### TASK GOAL
Write the material out again in full, word for word. Do not include the pictures.

■ ■ ■

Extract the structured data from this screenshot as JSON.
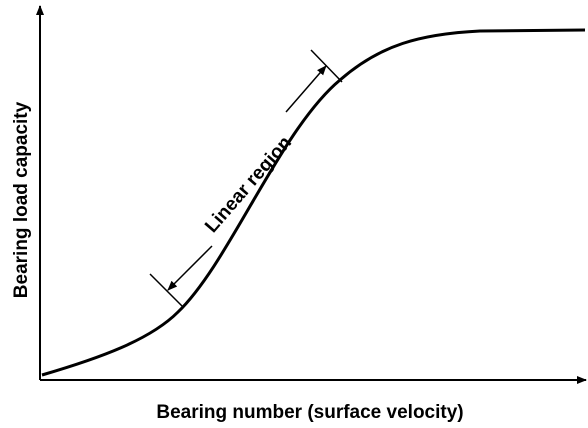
{
  "axes": {
    "x_label": "Bearing number (surface velocity)",
    "y_label": "Bearing load capacity"
  },
  "annotation": "Linear region"
}
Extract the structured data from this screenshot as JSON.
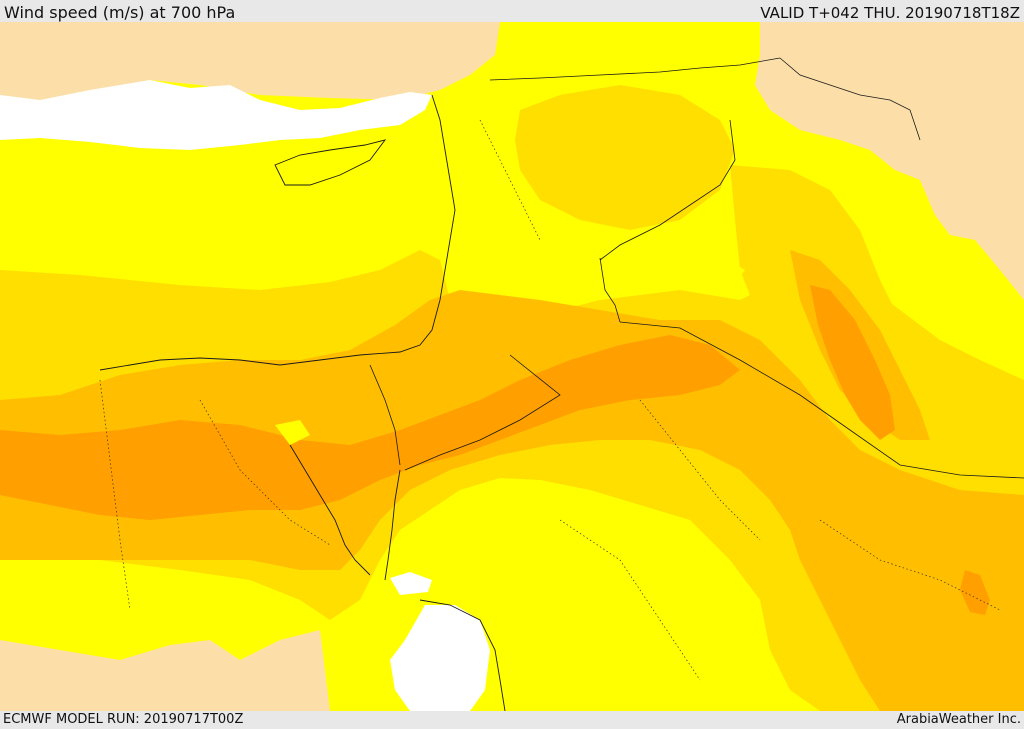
{
  "header": {
    "title": "Wind speed (m/s) at 700 hPa",
    "valid_time": "VALID T+042 THU. 20190718T18Z"
  },
  "footer": {
    "model_run": "ECMWF MODEL RUN: 20190717T00Z",
    "credit": "ArabiaWeather Inc."
  },
  "map": {
    "colors": {
      "sea": "#ffffff",
      "band_calm": "#fcdfa8",
      "band_light": "#ffff00",
      "band_moderate": "#ffdf00",
      "band_fresh": "#ffbf00",
      "band_strong": "#ff9f00",
      "band_very_strong": "#f58a28",
      "coastline": "#1a1a1a"
    }
  }
}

■ ■ ■

### ANSWER FOR THE TASK
Extract the structured data from this screenshot as JSON.
{
  "axes": {
    "x_label": "Bearing number (surface velocity)",
    "y_label": "Bearing load capacity"
  },
  "annotation": "Linear region"
}
Extract the structured data from this screenshot as JSON.
{
  "header": {
    "title": "Wind speed (m/s) at 700 hPa",
    "valid_time": "VALID T+042 THU. 20190718T18Z"
  },
  "footer": {
    "model_run": "ECMWF MODEL RUN: 20190717T00Z",
    "credit": "ArabiaWeather Inc."
  },
  "map": {
    "colors": {
      "sea": "#ffffff",
      "band_calm": "#fcdfa8",
      "band_light": "#ffff00",
      "band_moderate": "#ffdf00",
      "band_fresh": "#ffbf00",
      "band_strong": "#ff9f00",
      "band_very_strong": "#f58a28",
      "coastline": "#1a1a1a"
    }
  }
}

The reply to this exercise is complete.